- [Task to complete]
The entries below should be given again exactly, minus their pictures.

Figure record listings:
Start

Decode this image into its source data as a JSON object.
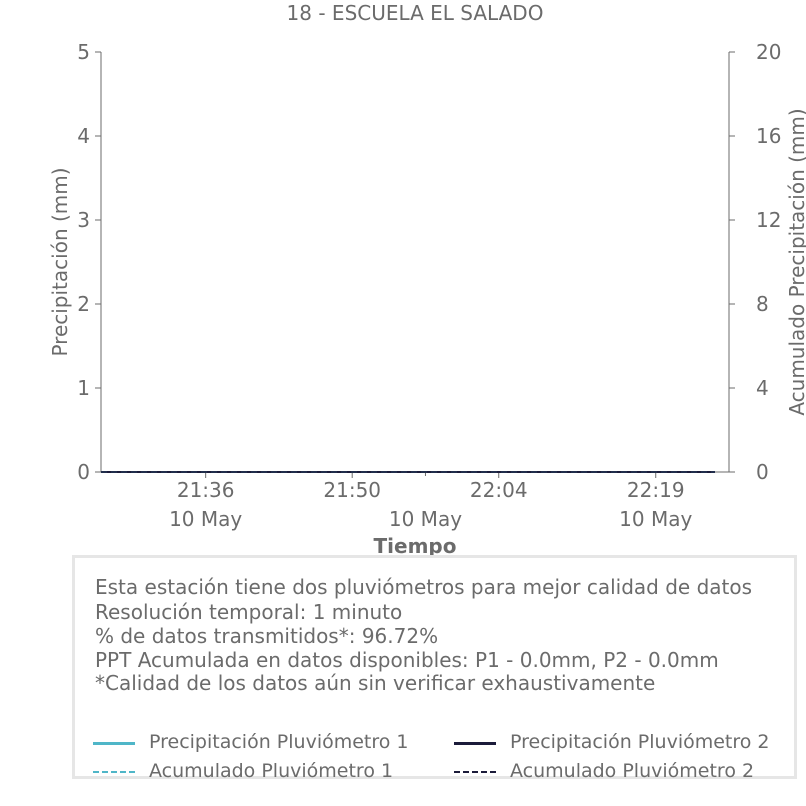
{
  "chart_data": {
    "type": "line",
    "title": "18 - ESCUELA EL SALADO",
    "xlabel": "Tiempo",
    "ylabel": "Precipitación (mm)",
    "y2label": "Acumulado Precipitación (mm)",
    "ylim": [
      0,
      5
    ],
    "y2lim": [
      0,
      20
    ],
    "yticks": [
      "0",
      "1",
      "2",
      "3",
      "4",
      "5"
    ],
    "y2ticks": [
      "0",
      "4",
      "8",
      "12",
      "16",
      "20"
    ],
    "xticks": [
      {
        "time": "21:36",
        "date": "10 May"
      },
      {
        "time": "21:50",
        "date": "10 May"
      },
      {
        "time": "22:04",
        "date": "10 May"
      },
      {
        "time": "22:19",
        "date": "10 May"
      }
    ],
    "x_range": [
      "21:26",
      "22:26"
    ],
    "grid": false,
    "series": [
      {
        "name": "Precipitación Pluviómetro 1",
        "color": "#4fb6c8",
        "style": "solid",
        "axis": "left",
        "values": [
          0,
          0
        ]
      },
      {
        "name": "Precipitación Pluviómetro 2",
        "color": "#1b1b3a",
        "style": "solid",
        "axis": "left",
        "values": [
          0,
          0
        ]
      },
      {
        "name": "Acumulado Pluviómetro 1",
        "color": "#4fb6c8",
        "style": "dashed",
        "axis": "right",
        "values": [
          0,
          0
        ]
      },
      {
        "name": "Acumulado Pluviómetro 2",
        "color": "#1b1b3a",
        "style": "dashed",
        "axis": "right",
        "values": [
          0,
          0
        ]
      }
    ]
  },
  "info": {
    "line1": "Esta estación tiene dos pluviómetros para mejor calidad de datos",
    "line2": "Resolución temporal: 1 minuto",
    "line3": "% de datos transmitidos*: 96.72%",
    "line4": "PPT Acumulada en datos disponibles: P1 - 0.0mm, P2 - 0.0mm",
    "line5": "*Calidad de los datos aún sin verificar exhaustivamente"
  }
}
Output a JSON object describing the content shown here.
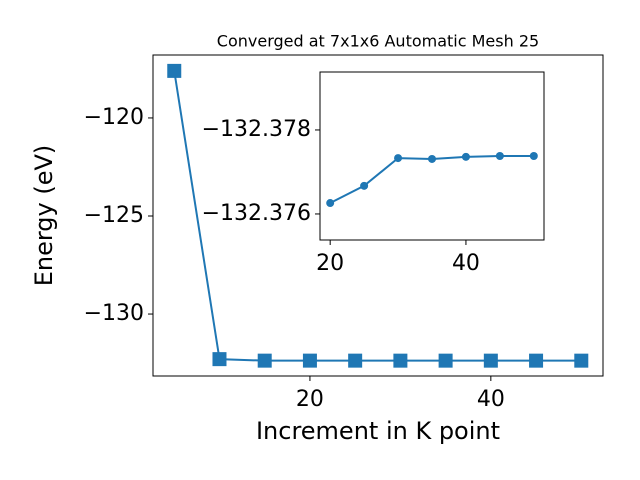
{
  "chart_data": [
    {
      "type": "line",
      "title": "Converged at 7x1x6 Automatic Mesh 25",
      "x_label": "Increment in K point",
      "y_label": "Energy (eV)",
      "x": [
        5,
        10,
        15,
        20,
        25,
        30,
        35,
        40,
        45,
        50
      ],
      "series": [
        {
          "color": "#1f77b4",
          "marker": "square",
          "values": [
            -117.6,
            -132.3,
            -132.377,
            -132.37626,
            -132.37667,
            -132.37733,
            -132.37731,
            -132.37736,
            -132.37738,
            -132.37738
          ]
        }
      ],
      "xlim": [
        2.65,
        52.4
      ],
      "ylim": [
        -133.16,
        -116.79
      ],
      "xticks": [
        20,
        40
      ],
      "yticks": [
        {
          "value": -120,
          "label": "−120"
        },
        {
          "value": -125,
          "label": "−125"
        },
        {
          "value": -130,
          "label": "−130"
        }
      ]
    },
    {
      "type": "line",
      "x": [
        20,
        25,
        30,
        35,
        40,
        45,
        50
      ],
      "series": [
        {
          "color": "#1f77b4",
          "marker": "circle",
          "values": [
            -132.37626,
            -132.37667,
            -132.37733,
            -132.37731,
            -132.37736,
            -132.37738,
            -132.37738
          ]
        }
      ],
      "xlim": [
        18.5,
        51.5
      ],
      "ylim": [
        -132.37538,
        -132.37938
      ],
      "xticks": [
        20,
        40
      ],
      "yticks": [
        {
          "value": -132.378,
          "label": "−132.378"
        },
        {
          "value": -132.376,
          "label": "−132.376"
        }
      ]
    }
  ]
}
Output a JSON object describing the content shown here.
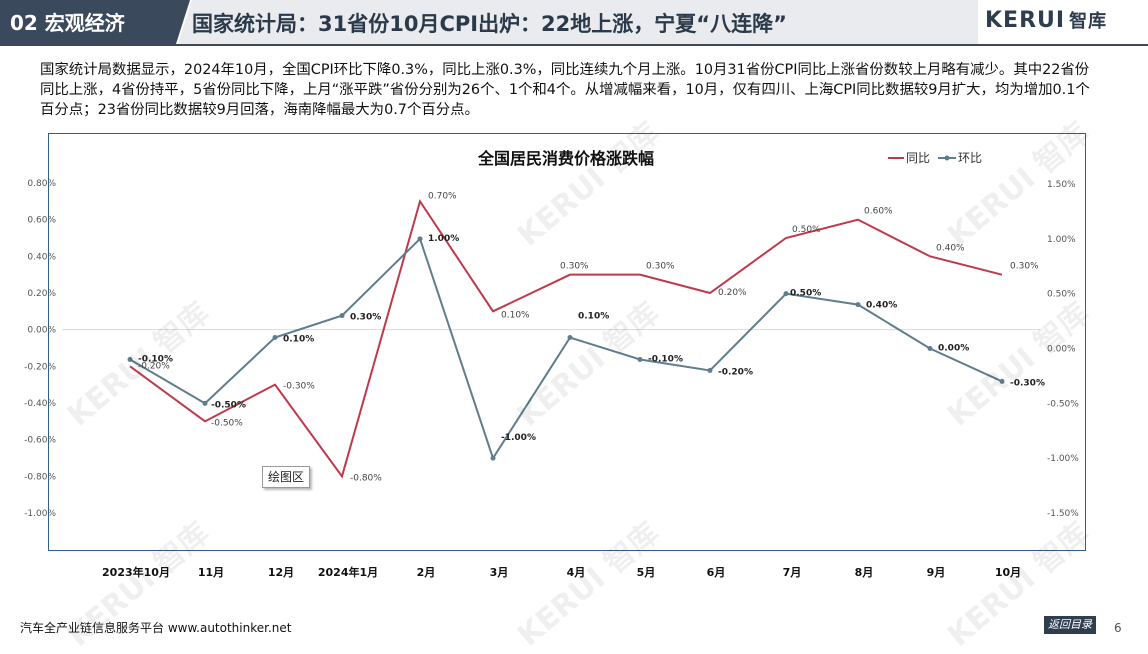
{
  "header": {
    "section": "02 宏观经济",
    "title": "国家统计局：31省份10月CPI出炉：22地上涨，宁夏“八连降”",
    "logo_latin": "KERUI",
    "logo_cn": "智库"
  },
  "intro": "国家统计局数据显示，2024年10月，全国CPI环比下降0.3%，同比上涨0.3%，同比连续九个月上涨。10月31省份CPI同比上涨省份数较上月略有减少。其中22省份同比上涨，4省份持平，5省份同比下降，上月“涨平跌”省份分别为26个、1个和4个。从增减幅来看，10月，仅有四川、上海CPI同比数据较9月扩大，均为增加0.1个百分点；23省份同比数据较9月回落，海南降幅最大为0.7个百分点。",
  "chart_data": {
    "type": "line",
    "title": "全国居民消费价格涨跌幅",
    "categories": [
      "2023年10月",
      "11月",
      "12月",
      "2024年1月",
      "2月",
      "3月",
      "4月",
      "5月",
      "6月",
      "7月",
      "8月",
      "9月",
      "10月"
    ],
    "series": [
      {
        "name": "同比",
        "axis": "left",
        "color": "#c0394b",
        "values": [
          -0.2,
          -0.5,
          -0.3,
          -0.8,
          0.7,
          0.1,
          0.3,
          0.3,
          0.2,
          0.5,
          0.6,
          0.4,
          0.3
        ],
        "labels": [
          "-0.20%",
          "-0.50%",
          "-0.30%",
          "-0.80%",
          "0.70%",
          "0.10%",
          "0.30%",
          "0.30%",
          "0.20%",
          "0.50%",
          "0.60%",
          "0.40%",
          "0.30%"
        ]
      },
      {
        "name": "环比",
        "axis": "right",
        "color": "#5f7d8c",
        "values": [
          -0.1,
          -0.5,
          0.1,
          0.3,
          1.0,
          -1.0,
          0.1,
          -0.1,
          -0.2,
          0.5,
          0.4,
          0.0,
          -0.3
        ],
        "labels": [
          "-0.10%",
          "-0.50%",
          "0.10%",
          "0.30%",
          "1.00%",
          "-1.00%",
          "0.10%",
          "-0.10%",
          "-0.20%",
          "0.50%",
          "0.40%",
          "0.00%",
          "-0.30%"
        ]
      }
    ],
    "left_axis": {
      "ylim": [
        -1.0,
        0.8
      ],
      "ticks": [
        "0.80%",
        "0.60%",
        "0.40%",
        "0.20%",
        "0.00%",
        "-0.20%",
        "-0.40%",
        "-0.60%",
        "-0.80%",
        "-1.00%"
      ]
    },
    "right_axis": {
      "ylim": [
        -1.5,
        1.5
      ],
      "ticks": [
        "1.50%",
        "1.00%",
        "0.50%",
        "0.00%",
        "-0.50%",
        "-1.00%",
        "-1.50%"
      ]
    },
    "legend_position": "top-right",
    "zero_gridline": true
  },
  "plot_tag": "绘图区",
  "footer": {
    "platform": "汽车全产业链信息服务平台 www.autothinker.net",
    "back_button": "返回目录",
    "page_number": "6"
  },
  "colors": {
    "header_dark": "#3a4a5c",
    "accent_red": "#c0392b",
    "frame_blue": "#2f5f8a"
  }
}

End

- [Finished exercise]
Decode this image into its source data as a JSON object.
{
  "chart_data": {
    "type": "line",
    "title": "18 - ESCUELA EL SALADO",
    "xlabel": "Tiempo",
    "ylabel": "Precipitación (mm)",
    "y2label": "Acumulado Precipitación (mm)",
    "ylim": [
      0,
      5
    ],
    "y2lim": [
      0,
      20
    ],
    "yticks": [
      "0",
      "1",
      "2",
      "3",
      "4",
      "5"
    ],
    "y2ticks": [
      "0",
      "4",
      "8",
      "12",
      "16",
      "20"
    ],
    "xticks": [
      {
        "time": "21:36",
        "date": "10 May"
      },
      {
        "time": "21:50",
        "date": "10 May"
      },
      {
        "time": "22:04",
        "date": "10 May"
      },
      {
        "time": "22:19",
        "date": "10 May"
      }
    ],
    "x_range": [
      "21:26",
      "22:26"
    ],
    "grid": false,
    "series": [
      {
        "name": "Precipitación Pluviómetro 1",
        "color": "#4fb6c8",
        "style": "solid",
        "axis": "left",
        "values": [
          0,
          0
        ]
      },
      {
        "name": "Precipitación Pluviómetro 2",
        "color": "#1b1b3a",
        "style": "solid",
        "axis": "left",
        "values": [
          0,
          0
        ]
      },
      {
        "name": "Acumulado Pluviómetro 1",
        "color": "#4fb6c8",
        "style": "dashed",
        "axis": "right",
        "values": [
          0,
          0
        ]
      },
      {
        "name": "Acumulado Pluviómetro 2",
        "color": "#1b1b3a",
        "style": "dashed",
        "axis": "right",
        "values": [
          0,
          0
        ]
      }
    ]
  },
  "info": {
    "line1": "Esta estación tiene dos pluviómetros para mejor calidad de datos",
    "line2": "Resolución temporal: 1 minuto",
    "line3": "% de datos transmitidos*: 96.72%",
    "line4": "PPT Acumulada en datos disponibles: P1 - 0.0mm, P2 - 0.0mm",
    "line5": "*Calidad de los datos aún sin verificar exhaustivamente"
  }
}
Output a JSON object describing the content shown here.
{
  "chart_data": [
    {
      "type": "line",
      "title": "Converged at 7x1x6 Automatic Mesh 25",
      "x_label": "Increment in K point",
      "y_label": "Energy (eV)",
      "x": [
        5,
        10,
        15,
        20,
        25,
        30,
        35,
        40,
        45,
        50
      ],
      "series": [
        {
          "color": "#1f77b4",
          "marker": "square",
          "values": [
            -117.6,
            -132.3,
            -132.377,
            -132.37626,
            -132.37667,
            -132.37733,
            -132.37731,
            -132.37736,
            -132.37738,
            -132.37738
          ]
        }
      ],
      "xlim": [
        2.65,
        52.4
      ],
      "ylim": [
        -133.16,
        -116.79
      ],
      "xticks": [
        20,
        40
      ],
      "yticks": [
        {
          "value": -120,
          "label": "−120"
        },
        {
          "value": -125,
          "label": "−125"
        },
        {
          "value": -130,
          "label": "−130"
        }
      ]
    },
    {
      "type": "line",
      "x": [
        20,
        25,
        30,
        35,
        40,
        45,
        50
      ],
      "series": [
        {
          "color": "#1f77b4",
          "marker": "circle",
          "values": [
            -132.37626,
            -132.37667,
            -132.37733,
            -132.37731,
            -132.37736,
            -132.37738,
            -132.37738
          ]
        }
      ],
      "xlim": [
        18.5,
        51.5
      ],
      "ylim": [
        -132.37538,
        -132.37938
      ],
      "xticks": [
        20,
        40
      ],
      "yticks": [
        {
          "value": -132.378,
          "label": "−132.378"
        },
        {
          "value": -132.376,
          "label": "−132.376"
        }
      ]
    }
  ]
}
Output a JSON object describing the content shown here.
{
  "header": {
    "section": "02 宏观经济",
    "title": "国家统计局：31省份10月CPI出炉：22地上涨，宁夏“八连降”",
    "logo_latin": "KERUI",
    "logo_cn": "智库"
  },
  "intro": "国家统计局数据显示，2024年10月，全国CPI环比下降0.3%，同比上涨0.3%，同比连续九个月上涨。10月31省份CPI同比上涨省份数较上月略有减少。其中22省份同比上涨，4省份持平，5省份同比下降，上月“涨平跌”省份分别为26个、1个和4个。从增减幅来看，10月，仅有四川、上海CPI同比数据较9月扩大，均为增加0.1个百分点；23省份同比数据较9月回落，海南降幅最大为0.7个百分点。",
  "chart_data": {
    "type": "line",
    "title": "全国居民消费价格涨跌幅",
    "categories": [
      "2023年10月",
      "11月",
      "12月",
      "2024年1月",
      "2月",
      "3月",
      "4月",
      "5月",
      "6月",
      "7月",
      "8月",
      "9月",
      "10月"
    ],
    "series": [
      {
        "name": "同比",
        "axis": "left",
        "color": "#c0394b",
        "values": [
          -0.2,
          -0.5,
          -0.3,
          -0.8,
          0.7,
          0.1,
          0.3,
          0.3,
          0.2,
          0.5,
          0.6,
          0.4,
          0.3
        ],
        "labels": [
          "-0.20%",
          "-0.50%",
          "-0.30%",
          "-0.80%",
          "0.70%",
          "0.10%",
          "0.30%",
          "0.30%",
          "0.20%",
          "0.50%",
          "0.60%",
          "0.40%",
          "0.30%"
        ]
      },
      {
        "name": "环比",
        "axis": "right",
        "color": "#5f7d8c",
        "values": [
          -0.1,
          -0.5,
          0.1,
          0.3,
          1.0,
          -1.0,
          0.1,
          -0.1,
          -0.2,
          0.5,
          0.4,
          0.0,
          -0.3
        ],
        "labels": [
          "-0.10%",
          "-0.50%",
          "0.10%",
          "0.30%",
          "1.00%",
          "-1.00%",
          "0.10%",
          "-0.10%",
          "-0.20%",
          "0.50%",
          "0.40%",
          "0.00%",
          "-0.30%"
        ]
      }
    ],
    "left_axis": {
      "ylim": [
        -1.0,
        0.8
      ],
      "ticks": [
        "0.80%",
        "0.60%",
        "0.40%",
        "0.20%",
        "0.00%",
        "-0.20%",
        "-0.40%",
        "-0.60%",
        "-0.80%",
        "-1.00%"
      ]
    },
    "right_axis": {
      "ylim": [
        -1.5,
        1.5
      ],
      "ticks": [
        "1.50%",
        "1.00%",
        "0.50%",
        "0.00%",
        "-0.50%",
        "-1.00%",
        "-1.50%"
      ]
    },
    "legend_position": "top-right",
    "zero_gridline": true
  },
  "plot_tag": "绘图区",
  "footer": {
    "platform": "汽车全产业链信息服务平台 www.autothinker.net",
    "back_button": "返回目录",
    "page_number": "6"
  },
  "colors": {
    "header_dark": "#3a4a5c",
    "accent_red": "#c0392b",
    "frame_blue": "#2f5f8a"
  }
}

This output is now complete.